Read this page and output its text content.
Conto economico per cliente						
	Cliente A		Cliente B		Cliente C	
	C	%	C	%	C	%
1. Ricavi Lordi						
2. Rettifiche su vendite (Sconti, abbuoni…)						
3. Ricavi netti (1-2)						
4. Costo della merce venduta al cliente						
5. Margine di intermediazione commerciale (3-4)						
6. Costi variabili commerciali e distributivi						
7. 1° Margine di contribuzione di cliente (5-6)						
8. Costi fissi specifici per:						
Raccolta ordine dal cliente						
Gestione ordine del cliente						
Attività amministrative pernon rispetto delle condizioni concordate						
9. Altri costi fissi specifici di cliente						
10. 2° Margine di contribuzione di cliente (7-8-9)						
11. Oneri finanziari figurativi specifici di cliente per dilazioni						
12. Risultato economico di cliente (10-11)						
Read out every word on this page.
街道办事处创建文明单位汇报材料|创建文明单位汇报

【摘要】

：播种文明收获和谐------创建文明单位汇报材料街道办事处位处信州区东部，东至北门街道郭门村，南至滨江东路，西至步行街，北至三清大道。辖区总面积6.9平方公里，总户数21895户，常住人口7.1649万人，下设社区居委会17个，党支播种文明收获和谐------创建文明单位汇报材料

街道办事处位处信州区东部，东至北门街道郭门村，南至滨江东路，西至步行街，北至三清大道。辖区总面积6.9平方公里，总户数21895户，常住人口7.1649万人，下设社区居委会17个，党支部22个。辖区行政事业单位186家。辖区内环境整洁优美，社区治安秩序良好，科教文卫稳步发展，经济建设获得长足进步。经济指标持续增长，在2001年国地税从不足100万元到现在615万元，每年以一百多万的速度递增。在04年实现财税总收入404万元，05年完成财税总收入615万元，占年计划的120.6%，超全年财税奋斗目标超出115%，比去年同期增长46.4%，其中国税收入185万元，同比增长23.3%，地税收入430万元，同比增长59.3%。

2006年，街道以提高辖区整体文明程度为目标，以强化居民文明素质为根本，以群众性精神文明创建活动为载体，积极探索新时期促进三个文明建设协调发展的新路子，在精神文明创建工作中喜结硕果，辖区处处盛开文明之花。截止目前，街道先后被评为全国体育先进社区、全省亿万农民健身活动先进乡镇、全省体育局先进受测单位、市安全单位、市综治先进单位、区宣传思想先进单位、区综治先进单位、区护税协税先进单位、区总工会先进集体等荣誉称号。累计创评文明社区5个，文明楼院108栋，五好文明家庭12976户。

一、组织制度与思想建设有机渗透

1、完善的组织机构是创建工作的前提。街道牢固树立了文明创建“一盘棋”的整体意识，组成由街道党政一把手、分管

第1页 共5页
◇ ◇ ◇ ◇ ◇ ◇ ◇
_Stated exercise:_ Your task is to output the full set of records exactly as presented.

_Response for this exercise:_
Read this page and output its text content.
Conto economico per cliente						
	Cliente A		Cliente B		Cliente C	
	C	%	C	%	C	%
1. Ricavi Lordi						
2. Rettifiche su vendite (Sconti, abbuoni…)						
3. Ricavi netti (1-2)						
4. Costo della merce venduta al cliente						
5. Margine di intermediazione commerciale (3-4)						
6. Costi variabili commerciali e distributivi						
7. 1° Margine di contribuzione di cliente (5-6)						
8. Costi fissi specifici per:						
Raccolta ordine dal cliente						
Gestione ordine del cliente						
Attività amministrative pernon rispetto delle condizioni concordate						
9. Altri costi fissi specifici di cliente						
10. 2° Margine di contribuzione di cliente (7-8-9)						
11. Oneri finanziari figurativi specifici di cliente per dilazioni						
12. Risultato economico di cliente (10-11)						
Read out every word on this page.
街道办事处创建文明单位汇报材料|创建文明单位汇报

【摘要】

：播种文明收获和谐------创建文明单位汇报材料街道办事处位处信州区东部，东至北门街道郭门村，南至滨江东路，西至步行街，北至三清大道。辖区总面积6.9平方公里，总户数21895户，常住人口7.1649万人，下设社区居委会17个，党支播种文明收获和谐------创建文明单位汇报材料

街道办事处位处信州区东部，东至北门街道郭门村，南至滨江东路，西至步行街，北至三清大道。辖区总面积6.9平方公里，总户数21895户，常住人口7.1649万人，下设社区居委会17个，党支部22个。辖区行政事业单位186家。辖区内环境整洁优美，社区治安秩序良好，科教文卫稳步发展，经济建设获得长足进步。经济指标持续增长，在2001年国地税从不足100万元到现在615万元，每年以一百多万的速度递增。在04年实现财税总收入404万元，05年完成财税总收入615万元，占年计划的120.6%，超全年财税奋斗目标超出115%，比去年同期增长46.4%，其中国税收入185万元，同比增长23.3%，地税收入430万元，同比增长59.3%。

2006年，街道以提高辖区整体文明程度为目标，以强化居民文明素质为根本，以群众性精神文明创建活动为载体，积极探索新时期促进三个文明建设协调发展的新路子，在精神文明创建工作中喜结硕果，辖区处处盛开文明之花。截止目前，街道先后被评为全国体育先进社区、全省亿万农民健身活动先进乡镇、全省体育局先进受测单位、市安全单位、市综治先进单位、区宣传思想先进单位、区综治先进单位、区护税协税先进单位、区总工会先进集体等荣誉称号。累计创评文明社区5个，文明楼院108栋，五好文明家庭12976户。

一、组织制度与思想建设有机渗透

1、完善的组织机构是创建工作的前提。街道牢固树立了文明创建“一盘棋”的整体意识，组成由街道党政一把手、分管

第1页 共5页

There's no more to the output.